** Goal of the exercise **
Transcribe the part of the letter to the SEC that opens with the words containing "July 30, 2014" and closes with "F Street, N.E.".

** Reading passage **
· · · · · · ·
July 30, 2014
VIA EDGAR
Brian Cascio, Accounting Branch Chief
Gary Todd, Reviewing Accountant
Li Xiao, Staff Accountant
Division of Corporation Finance
Securities and Exchange Commission
100 F Street, N.E.
Washington, D.C. 20549
Re: | JA Solar Holdings Co., Ltd. (the “Company”) |
| Form 20-F for Fiscal Year Ended December 31, 2013 |
| Filed April 23, 2014 (File No. 001-33290) |
Dear Messrs. Cascio, Todd and Xiao:
This letter sets forth the Company’s responses to the comments contained in the letter dated July 23, 2014 from the staff of the Securities and Exchange Commission (the “Staff”) regarding the Company’s annual report on Form 20-F for the fiscal year ended December 31, 2013 (the “2013 20-F”). The comments are repeated below and followed by the response thereto. All capitalized terms used but not defined in this letter shall have the meanings ascribed to such terms in the 2013 20-F.
Form 20-F for Fiscal Year Ended December 31, 2013
Item 18. Financial Statements
Note 2. Summary of Significant Accounting Policies, page F-14
Inventories, page F-15
1. We note in your response to prior comment 2 that you apply the guidance from FASB ASC 330-10-35-17 and -18 in assessing whether you should accrue losses on long-term inventory purchase commitments. In light of the significant declines in the market prices of polysilicon and silicon wafers and the magnitude of the inventory purchase commitments disclosed in Note 26, in future filings please expand your accounting policy disclosure to specifically describe how you identify and measure probable losses on long-term commitments to purchase polysilicon and silicon wafers, including discussion of subjective assumptions that are material to your accounting determination. Please show us how you intend to apply this comment.
· · · · · · ·
** Data shown **
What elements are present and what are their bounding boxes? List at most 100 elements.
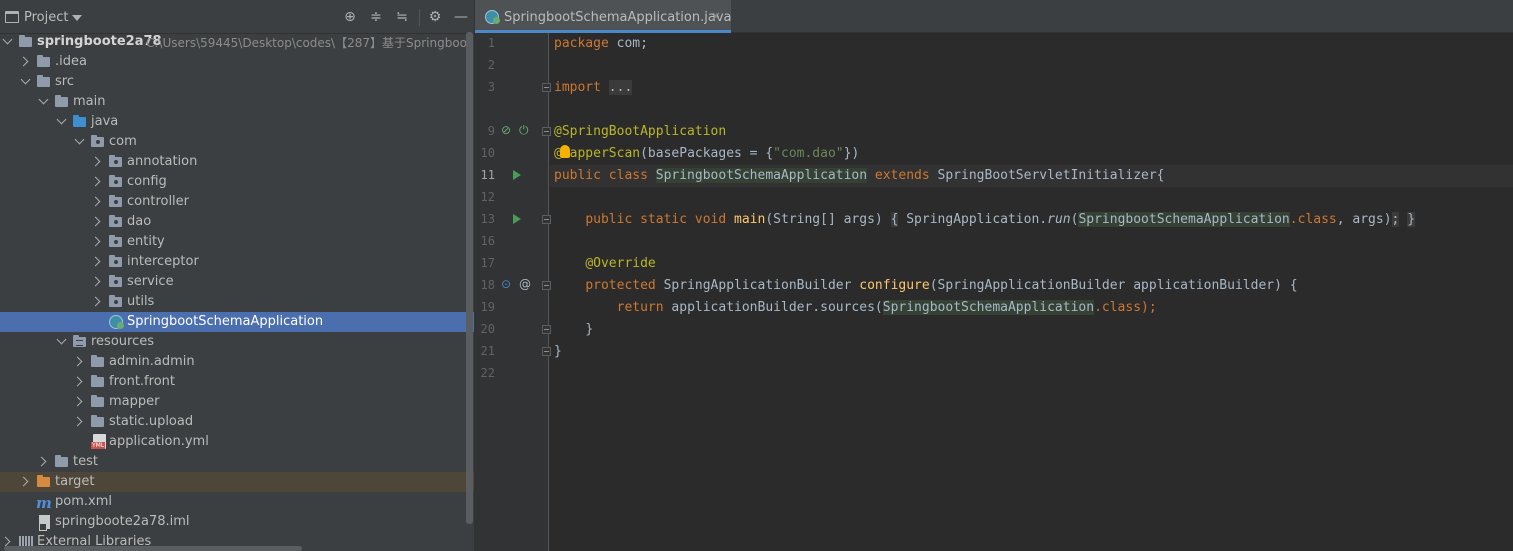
· · · · · · ·
** Response **
July 30, 2014
VIA EDGAR
Brian Cascio, Accounting Branch Chief
Gary Todd, Reviewing Accountant
Li Xiao, Staff Accountant
Division of Corporation Finance
Securities and Exchange Commission
100 F Street, N.E.